Problem statement => Could you transcribe the material below exactly, without leaving out a single line?

--- Dataset content ---

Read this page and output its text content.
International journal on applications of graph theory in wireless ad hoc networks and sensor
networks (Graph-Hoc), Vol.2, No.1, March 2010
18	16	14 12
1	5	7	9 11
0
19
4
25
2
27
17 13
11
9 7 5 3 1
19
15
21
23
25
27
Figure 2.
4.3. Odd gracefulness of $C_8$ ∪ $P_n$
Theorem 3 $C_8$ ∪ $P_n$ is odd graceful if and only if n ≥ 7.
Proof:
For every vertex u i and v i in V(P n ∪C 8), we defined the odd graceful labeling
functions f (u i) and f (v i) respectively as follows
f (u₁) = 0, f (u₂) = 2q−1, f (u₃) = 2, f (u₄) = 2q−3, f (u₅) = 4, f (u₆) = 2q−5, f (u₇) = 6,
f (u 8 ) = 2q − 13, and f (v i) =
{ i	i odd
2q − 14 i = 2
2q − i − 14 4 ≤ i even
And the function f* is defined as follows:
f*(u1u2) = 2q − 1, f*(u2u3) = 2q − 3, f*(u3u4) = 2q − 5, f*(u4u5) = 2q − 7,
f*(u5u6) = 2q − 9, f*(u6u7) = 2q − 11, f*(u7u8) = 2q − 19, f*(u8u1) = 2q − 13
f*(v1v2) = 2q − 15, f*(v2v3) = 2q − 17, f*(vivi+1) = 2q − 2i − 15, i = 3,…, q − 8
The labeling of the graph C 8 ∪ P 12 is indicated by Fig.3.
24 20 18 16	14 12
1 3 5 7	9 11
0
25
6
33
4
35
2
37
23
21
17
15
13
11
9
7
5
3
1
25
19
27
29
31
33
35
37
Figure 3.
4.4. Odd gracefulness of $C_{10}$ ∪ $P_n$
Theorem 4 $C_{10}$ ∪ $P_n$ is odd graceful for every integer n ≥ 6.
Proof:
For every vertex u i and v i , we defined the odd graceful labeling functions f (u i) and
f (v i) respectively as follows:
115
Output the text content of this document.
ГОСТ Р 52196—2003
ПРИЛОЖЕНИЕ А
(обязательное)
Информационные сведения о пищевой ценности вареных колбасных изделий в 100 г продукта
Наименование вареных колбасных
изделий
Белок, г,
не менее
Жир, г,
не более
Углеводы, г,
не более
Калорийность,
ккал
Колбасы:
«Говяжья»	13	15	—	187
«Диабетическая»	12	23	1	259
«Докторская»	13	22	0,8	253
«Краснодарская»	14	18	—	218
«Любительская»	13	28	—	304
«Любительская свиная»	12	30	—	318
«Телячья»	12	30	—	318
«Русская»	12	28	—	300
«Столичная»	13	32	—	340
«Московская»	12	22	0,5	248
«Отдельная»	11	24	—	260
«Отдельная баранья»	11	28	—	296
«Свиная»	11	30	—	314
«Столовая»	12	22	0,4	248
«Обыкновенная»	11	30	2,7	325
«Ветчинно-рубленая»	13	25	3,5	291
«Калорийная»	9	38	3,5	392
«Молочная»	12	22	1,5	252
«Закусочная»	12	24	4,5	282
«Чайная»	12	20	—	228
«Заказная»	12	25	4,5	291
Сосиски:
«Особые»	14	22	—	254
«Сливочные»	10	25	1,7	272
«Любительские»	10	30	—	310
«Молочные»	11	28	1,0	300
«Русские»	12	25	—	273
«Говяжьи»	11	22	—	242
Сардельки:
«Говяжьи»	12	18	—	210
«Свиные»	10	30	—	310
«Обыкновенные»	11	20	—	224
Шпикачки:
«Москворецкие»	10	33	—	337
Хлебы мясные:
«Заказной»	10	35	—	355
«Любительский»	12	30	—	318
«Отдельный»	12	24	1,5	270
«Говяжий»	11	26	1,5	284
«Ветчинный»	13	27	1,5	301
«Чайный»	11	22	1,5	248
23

---

Right answer =>
Read this page and output its text content.
International journal on applications of graph theory in wireless ad hoc networks and sensor
networks (Graph-Hoc), Vol.2, No.1, March 2010
18	16	14 12
1	5	7	9 11
0
19
4
25
2
27
17 13
11
9 7 5 3 1
19
15
21
23
25
27
Figure 2.
4.3. Odd gracefulness of $C_8$ ∪ $P_n$
Theorem 3 $C_8$ ∪ $P_n$ is odd graceful if and only if n ≥ 7.
Proof:
For every vertex u i and v i in V(P n ∪C 8), we defined the odd graceful labeling
functions f (u i) and f (v i) respectively as follows
f (u₁) = 0, f (u₂) = 2q−1, f (u₃) = 2, f (u₄) = 2q−3, f (u₅) = 4, f (u₆) = 2q−5, f (u₇) = 6,
f (u 8 ) = 2q − 13, and f (v i) =
{ i	i odd
2q − 14 i = 2
2q − i − 14 4 ≤ i even
And the function f* is defined as follows:
f*(u1u2) = 2q − 1, f*(u2u3) = 2q − 3, f*(u3u4) = 2q − 5, f*(u4u5) = 2q − 7,
f*(u5u6) = 2q − 9, f*(u6u7) = 2q − 11, f*(u7u8) = 2q − 19, f*(u8u1) = 2q − 13
f*(v1v2) = 2q − 15, f*(v2v3) = 2q − 17, f*(vivi+1) = 2q − 2i − 15, i = 3,…, q − 8
The labeling of the graph C 8 ∪ P 12 is indicated by Fig.3.
24 20 18 16	14 12
1 3 5 7	9 11
0
25
6
33
4
35
2
37
23
21
17
15
13
11
9
7
5
3
1
25
19
27
29
31
33
35
37
Figure 3.
4.4. Odd gracefulness of $C_{10}$ ∪ $P_n$
Theorem 4 $C_{10}$ ∪ $P_n$ is odd graceful for every integer n ≥ 6.
Proof:
For every vertex u i and v i , we defined the odd graceful labeling functions f (u i) and
f (v i) respectively as follows:
115
Output the text content of this document.
ГОСТ Р 52196—2003
ПРИЛОЖЕНИЕ А
(обязательное)
Информационные сведения о пищевой ценности вареных колбасных изделий в 100 г продукта
Наименование вареных колбасных
изделий
Белок, г,
не менее
Жир, г,
не более
Углеводы, г,
не более
Калорийность,
ккал
Колбасы:
«Говяжья»	13	15	—	187
«Диабетическая»	12	23	1	259
«Докторская»	13	22	0,8	253
«Краснодарская»	14	18	—	218
«Любительская»	13	28	—	304
«Любительская свиная»	12	30	—	318
«Телячья»	12	30	—	318
«Русская»	12	28	—	300
«Столичная»	13	32	—	340
«Московская»	12	22	0,5	248
«Отдельная»	11	24	—	260
«Отдельная баранья»	11	28	—	296
«Свиная»	11	30	—	314
«Столовая»	12	22	0,4	248
«Обыкновенная»	11	30	2,7	325
«Ветчинно-рубленая»	13	25	3,5	291
«Калорийная»	9	38	3,5	392
«Молочная»	12	22	1,5	252
«Закусочная»	12	24	4,5	282
«Чайная»	12	20	—	228
«Заказная»	12	25	4,5	291
Сосиски:
«Особые»	14	22	—	254
«Сливочные»	10	25	1,7	272
«Любительские»	10	30	—	310
«Молочные»	11	28	1,0	300
«Русские»	12	25	—	273
«Говяжьи»	11	22	—	242
Сардельки:
«Говяжьи»	12	18	—	210
«Свиные»	10	30	—	310
«Обыкновенные»	11	20	—	224
Шпикачки:
«Москворецкие»	10	33	—	337
Хлебы мясные:
«Заказной»	10	35	—	355
«Любительский»	12	30	—	318
«Отдельный»	12	24	1,5	270
«Говяжий»	11	26	1,5	284
«Ветчинный»	13	27	1,5	301
«Чайный»	11	22	1,5	248
23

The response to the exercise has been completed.